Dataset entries
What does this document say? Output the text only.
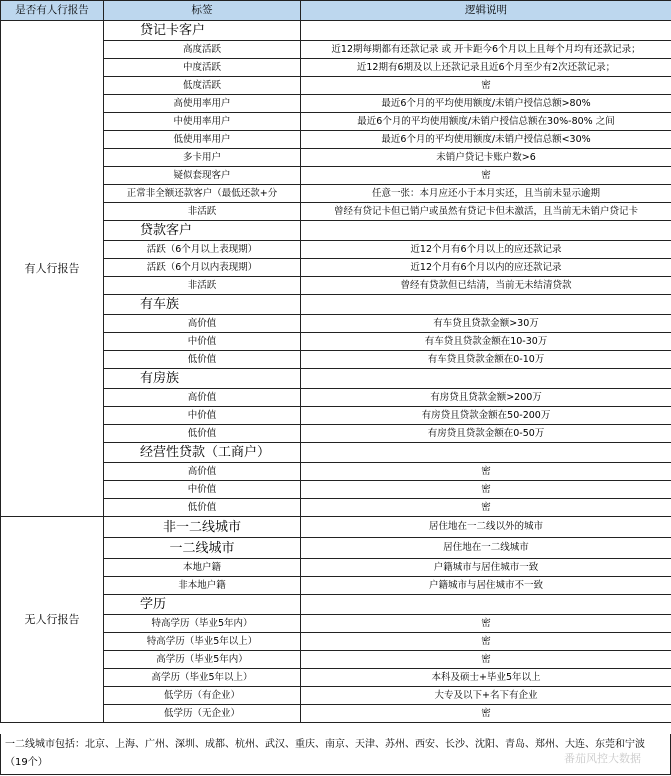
是否有人行报告	标签	逻辑说明
有人行报告	贷记卡客户	
	高度活跃	近12期每期都有还款记录 或 开卡距今6个月以上且每个月均有还款记录；
	中度活跃	近12期有6期及以上还款记录且近6个月至少有2次还款记录；
	低度活跃	密
	高使用率用户	最近6个月的平均使用额度/未销户授信总额>80%
	中使用率用户	最近6个月的平均使用额度/未销户授信总额在30%-80% 之间
	低使用率用户	最近6个月的平均使用额度/未销户授信总额<30%
	多卡用户	未销户贷记卡账户数>6
	疑似套现客户	密
	正常非全额还款客户（最低还款+分	任意一张：本月应还小于本月实还，且当前未显示逾期
	非活跃	曾经有贷记卡但已销户或虽然有贷记卡但未激活，且当前无未销户贷记卡
	贷款客户	
	活跃（6个月以上表现期）	近12个月有6个月以上的应还款记录
	活跃（6个月以内表现期）	近12个月有6个月以内的应还款记录
	非活跃	曾经有贷款但已结清，当前无未结清贷款
	有车族	
	高价值	有车贷且贷款金额>30万
	中价值	有车贷且贷款金额在10-30万
	低价值	有车贷且贷款金额在0-10万
	有房族	
	高价值	有房贷且贷款金额>200万
	中价值	有房贷且贷款金额在50-200万
	低价值	有房贷且贷款金额在0-50万
	经营性贷款（工商户）	
	高价值	密
	中价值	密
	低价值	密
无人行报告	非一二线城市	居住地在一二线以外的城市
	一二线城市	居住地在一二线城市
	本地户籍	户籍城市与居住城市一致
	非本地户籍	户籍城市与居住城市不一致
	学历	
	特高学历（毕业5年内）	密
	特高学历（毕业5年以上）	密
	高学历（毕业5年内）	密
	高学历（毕业5年以上）	本科及硕士+毕业5年以上
	低学历（有企业）	大专及以下+名下有企业
	低学历（无企业）	密
一二线城市包括：北京、上海、广州、深圳、成都、杭州、武汉、重庆、南京、天津、苏州、西安、长沙、沈阳、青岛、郑州、大连、东莞和宁波（19个）	番茄风控大数据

Task :: Write out all the entries again, word for word, and print no images.

The reply ::
What does this document say? Output the text only.
是否有人行报告	标签	逻辑说明
有人行报告	贷记卡客户	
	高度活跃	近12期每期都有还款记录 或 开卡距今6个月以上且每个月均有还款记录；
	中度活跃	近12期有6期及以上还款记录且近6个月至少有2次还款记录；
	低度活跃	密
	高使用率用户	最近6个月的平均使用额度/未销户授信总额>80%
	中使用率用户	最近6个月的平均使用额度/未销户授信总额在30%-80% 之间
	低使用率用户	最近6个月的平均使用额度/未销户授信总额<30%
	多卡用户	未销户贷记卡账户数>6
	疑似套现客户	密
	正常非全额还款客户（最低还款+分	任意一张：本月应还小于本月实还，且当前未显示逾期
	非活跃	曾经有贷记卡但已销户或虽然有贷记卡但未激活，且当前无未销户贷记卡
	贷款客户	
	活跃（6个月以上表现期）	近12个月有6个月以上的应还款记录
	活跃（6个月以内表现期）	近12个月有6个月以内的应还款记录
	非活跃	曾经有贷款但已结清，当前无未结清贷款
	有车族	
	高价值	有车贷且贷款金额>30万
	中价值	有车贷且贷款金额在10-30万
	低价值	有车贷且贷款金额在0-10万
	有房族	
	高价值	有房贷且贷款金额>200万
	中价值	有房贷且贷款金额在50-200万
	低价值	有房贷且贷款金额在0-50万
	经营性贷款（工商户）	
	高价值	密
	中价值	密
	低价值	密
无人行报告	非一二线城市	居住地在一二线以外的城市
	一二线城市	居住地在一二线城市
	本地户籍	户籍城市与居住城市一致
	非本地户籍	户籍城市与居住城市不一致
	学历	
	特高学历（毕业5年内）	密
	特高学历（毕业5年以上）	密
	高学历（毕业5年内）	密
	高学历（毕业5年以上）	本科及硕士+毕业5年以上
	低学历（有企业）	大专及以下+名下有企业
	低学历（无企业）	密
一二线城市包括：北京、上海、广州、深圳、成都、杭州、武汉、重庆、南京、天津、苏州、西安、长沙、沈阳、青岛、郑州、大连、东莞和宁波（19个）	番茄风控大数据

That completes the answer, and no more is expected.